■ GIVEN INSTRUCTION ■
Only the lines from the one with "Transcribe this image's" to the last line belong in your answer; write them out exactly and drop the pictures.

■ EXERCISE DATA ■
-- -- --

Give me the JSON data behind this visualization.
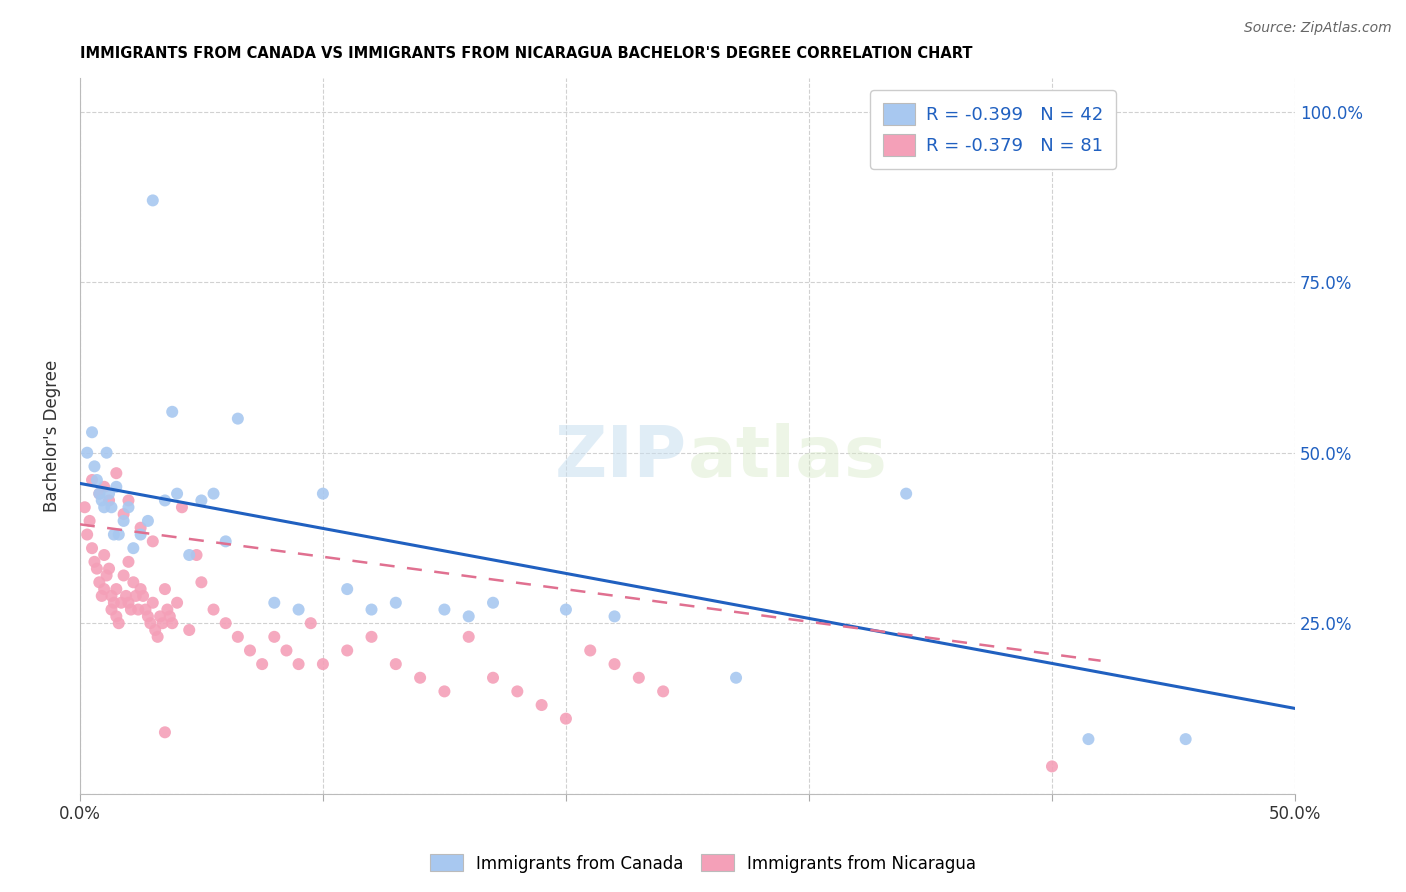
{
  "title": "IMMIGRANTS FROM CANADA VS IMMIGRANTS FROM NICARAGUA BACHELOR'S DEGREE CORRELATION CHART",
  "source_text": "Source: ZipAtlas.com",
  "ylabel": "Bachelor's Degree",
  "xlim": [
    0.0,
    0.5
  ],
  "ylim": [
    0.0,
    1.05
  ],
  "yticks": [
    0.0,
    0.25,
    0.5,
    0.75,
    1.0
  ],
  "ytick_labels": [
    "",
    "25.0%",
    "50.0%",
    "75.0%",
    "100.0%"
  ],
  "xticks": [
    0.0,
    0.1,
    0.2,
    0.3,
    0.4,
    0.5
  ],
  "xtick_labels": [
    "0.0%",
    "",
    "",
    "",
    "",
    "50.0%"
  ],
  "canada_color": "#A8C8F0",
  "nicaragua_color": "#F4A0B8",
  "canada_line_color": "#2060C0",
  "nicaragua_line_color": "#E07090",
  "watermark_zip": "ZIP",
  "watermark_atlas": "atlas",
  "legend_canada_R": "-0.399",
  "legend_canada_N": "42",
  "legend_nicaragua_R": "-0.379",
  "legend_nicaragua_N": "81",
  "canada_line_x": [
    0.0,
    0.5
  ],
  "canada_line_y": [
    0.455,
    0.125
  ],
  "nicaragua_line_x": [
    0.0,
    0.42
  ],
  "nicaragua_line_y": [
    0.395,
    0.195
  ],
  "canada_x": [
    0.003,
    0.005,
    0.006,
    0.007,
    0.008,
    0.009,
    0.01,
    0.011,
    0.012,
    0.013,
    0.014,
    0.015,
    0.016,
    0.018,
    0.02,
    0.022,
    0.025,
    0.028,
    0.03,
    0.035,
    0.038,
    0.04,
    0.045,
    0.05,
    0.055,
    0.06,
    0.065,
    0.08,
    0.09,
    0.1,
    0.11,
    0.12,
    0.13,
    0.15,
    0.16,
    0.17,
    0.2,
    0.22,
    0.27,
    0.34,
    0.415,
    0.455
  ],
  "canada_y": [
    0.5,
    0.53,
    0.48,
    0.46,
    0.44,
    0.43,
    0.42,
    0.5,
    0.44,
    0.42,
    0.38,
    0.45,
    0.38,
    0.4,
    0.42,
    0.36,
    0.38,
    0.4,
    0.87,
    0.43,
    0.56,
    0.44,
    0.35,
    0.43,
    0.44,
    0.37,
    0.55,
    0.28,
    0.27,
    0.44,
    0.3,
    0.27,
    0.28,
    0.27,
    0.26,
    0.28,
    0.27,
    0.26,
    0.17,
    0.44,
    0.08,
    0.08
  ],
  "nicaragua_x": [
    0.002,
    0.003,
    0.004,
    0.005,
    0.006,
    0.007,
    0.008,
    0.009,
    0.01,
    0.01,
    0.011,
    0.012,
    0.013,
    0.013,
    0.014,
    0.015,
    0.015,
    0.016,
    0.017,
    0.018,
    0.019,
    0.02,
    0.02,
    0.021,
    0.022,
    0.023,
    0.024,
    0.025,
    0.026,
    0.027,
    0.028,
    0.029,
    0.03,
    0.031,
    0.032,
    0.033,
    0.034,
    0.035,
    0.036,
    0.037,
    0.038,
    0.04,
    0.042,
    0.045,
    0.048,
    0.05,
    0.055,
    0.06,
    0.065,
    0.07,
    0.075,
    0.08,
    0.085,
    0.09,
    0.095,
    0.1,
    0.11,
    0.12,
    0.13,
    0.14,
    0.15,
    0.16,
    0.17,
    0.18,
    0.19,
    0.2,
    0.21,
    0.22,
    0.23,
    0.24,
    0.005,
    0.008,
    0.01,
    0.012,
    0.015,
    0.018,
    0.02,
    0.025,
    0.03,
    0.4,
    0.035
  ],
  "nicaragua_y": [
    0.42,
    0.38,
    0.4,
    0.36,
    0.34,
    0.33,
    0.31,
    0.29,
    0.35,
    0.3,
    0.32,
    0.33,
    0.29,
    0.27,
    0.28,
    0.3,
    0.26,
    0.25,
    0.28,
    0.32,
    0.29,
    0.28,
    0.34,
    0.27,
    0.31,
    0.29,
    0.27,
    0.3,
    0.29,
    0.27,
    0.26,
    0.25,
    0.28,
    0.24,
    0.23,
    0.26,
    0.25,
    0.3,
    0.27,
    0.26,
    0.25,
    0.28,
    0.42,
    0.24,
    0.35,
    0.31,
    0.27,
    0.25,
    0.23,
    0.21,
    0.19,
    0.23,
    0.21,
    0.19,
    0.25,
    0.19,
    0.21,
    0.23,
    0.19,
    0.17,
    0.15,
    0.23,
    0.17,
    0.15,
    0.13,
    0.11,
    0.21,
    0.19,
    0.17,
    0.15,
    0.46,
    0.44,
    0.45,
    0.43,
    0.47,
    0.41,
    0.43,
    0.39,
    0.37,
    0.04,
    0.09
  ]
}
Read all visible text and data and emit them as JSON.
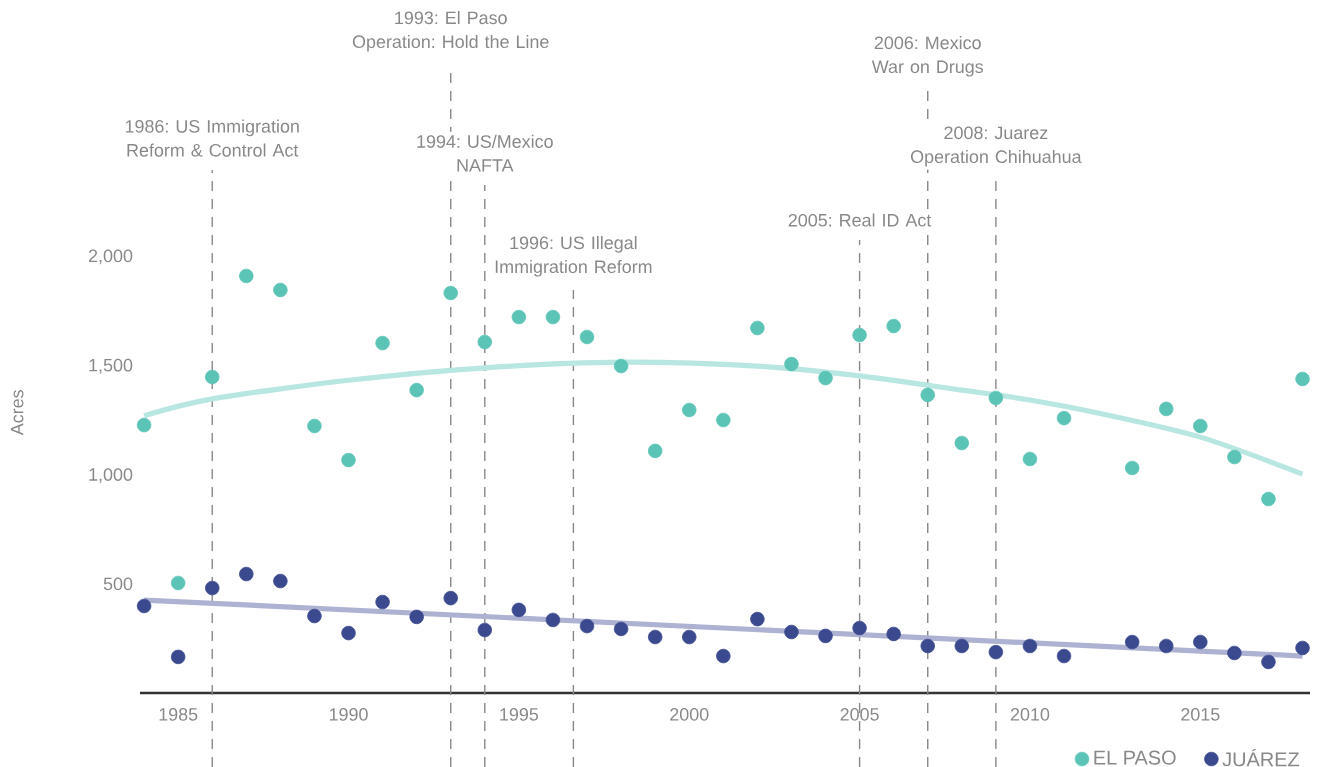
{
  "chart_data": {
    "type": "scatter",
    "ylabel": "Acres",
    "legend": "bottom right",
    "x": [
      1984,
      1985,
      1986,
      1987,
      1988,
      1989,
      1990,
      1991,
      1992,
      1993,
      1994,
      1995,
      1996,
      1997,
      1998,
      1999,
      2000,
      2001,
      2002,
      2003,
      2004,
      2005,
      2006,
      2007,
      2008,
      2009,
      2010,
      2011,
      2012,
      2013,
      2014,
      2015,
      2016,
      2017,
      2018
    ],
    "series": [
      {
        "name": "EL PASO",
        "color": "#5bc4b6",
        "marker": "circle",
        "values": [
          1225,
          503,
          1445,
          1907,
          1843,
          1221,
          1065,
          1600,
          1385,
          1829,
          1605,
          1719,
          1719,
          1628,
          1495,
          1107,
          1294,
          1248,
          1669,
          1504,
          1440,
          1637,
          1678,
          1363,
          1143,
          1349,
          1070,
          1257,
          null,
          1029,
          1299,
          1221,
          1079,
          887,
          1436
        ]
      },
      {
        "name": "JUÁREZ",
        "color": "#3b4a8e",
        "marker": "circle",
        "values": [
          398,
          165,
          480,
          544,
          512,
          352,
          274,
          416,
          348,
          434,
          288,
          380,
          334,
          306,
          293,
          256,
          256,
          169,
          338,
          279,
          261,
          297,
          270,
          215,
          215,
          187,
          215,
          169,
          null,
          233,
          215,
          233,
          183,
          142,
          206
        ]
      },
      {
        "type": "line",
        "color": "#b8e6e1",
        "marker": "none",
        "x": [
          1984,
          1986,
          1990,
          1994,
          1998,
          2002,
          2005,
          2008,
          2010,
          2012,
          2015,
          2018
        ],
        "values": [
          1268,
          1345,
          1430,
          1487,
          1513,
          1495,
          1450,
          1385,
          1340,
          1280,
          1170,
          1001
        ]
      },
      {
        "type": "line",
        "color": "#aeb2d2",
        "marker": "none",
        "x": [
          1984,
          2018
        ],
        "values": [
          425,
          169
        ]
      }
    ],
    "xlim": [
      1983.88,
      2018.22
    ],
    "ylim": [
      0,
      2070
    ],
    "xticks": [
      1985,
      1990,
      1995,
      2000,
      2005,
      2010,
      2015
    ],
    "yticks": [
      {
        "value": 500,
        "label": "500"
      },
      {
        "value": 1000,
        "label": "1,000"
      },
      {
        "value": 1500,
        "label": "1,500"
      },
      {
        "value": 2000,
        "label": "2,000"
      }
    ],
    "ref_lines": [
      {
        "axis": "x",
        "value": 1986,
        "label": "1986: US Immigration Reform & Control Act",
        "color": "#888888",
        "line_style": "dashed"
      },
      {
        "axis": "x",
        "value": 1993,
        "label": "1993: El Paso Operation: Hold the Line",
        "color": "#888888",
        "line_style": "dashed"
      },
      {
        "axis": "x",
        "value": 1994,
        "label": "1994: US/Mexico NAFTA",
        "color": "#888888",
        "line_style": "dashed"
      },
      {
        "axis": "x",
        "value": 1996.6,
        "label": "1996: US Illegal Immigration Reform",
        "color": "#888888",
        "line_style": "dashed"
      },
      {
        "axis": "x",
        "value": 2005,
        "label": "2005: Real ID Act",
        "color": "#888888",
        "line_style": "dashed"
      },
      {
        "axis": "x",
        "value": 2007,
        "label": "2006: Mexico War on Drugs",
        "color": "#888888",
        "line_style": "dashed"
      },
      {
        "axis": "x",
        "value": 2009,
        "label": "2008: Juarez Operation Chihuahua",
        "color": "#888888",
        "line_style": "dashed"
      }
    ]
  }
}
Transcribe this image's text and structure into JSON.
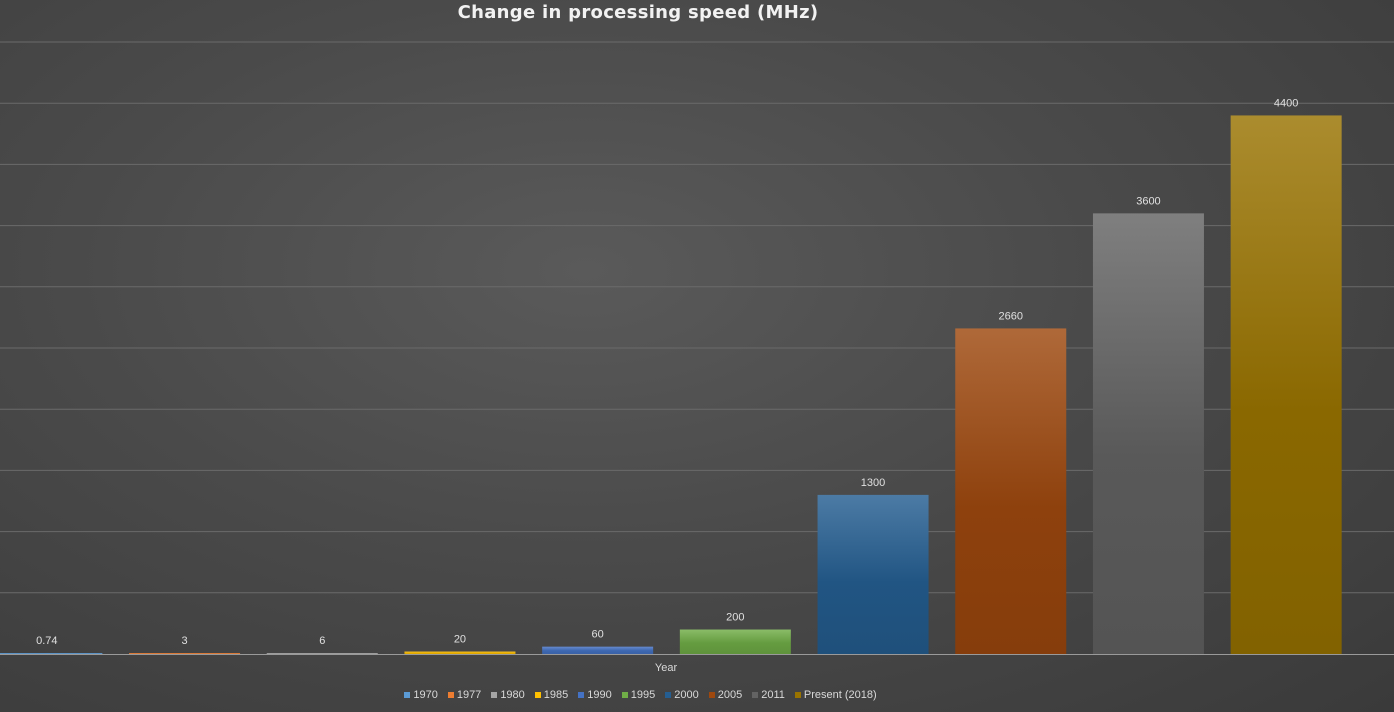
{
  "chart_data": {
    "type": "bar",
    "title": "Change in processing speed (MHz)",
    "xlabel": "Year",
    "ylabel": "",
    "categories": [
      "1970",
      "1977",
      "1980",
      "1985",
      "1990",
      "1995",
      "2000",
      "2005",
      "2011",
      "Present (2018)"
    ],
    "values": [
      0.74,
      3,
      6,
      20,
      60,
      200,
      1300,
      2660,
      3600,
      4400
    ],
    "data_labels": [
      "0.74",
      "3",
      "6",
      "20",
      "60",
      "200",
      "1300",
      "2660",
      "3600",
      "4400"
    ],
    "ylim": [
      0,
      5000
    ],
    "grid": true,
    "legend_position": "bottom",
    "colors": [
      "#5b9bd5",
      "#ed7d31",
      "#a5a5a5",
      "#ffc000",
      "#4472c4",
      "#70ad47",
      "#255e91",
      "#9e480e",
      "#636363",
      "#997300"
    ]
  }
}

-- -- --

■ FINAL RESULT ■
Transcribe this image's text and structure into JSON.
{
  "chart_data": {
    "type": "bar",
    "title": "Change in processing speed (MHz)",
    "xlabel": "Year",
    "ylabel": "",
    "categories": [
      "1970",
      "1977",
      "1980",
      "1985",
      "1990",
      "1995",
      "2000",
      "2005",
      "2011",
      "Present (2018)"
    ],
    "values": [
      0.74,
      3,
      6,
      20,
      60,
      200,
      1300,
      2660,
      3600,
      4400
    ],
    "data_labels": [
      "0.74",
      "3",
      "6",
      "20",
      "60",
      "200",
      "1300",
      "2660",
      "3600",
      "4400"
    ],
    "ylim": [
      0,
      5000
    ],
    "grid": true,
    "legend_position": "bottom",
    "colors": [
      "#5b9bd5",
      "#ed7d31",
      "#a5a5a5",
      "#ffc000",
      "#4472c4",
      "#70ad47",
      "#255e91",
      "#9e480e",
      "#636363",
      "#997300"
    ]
  }
}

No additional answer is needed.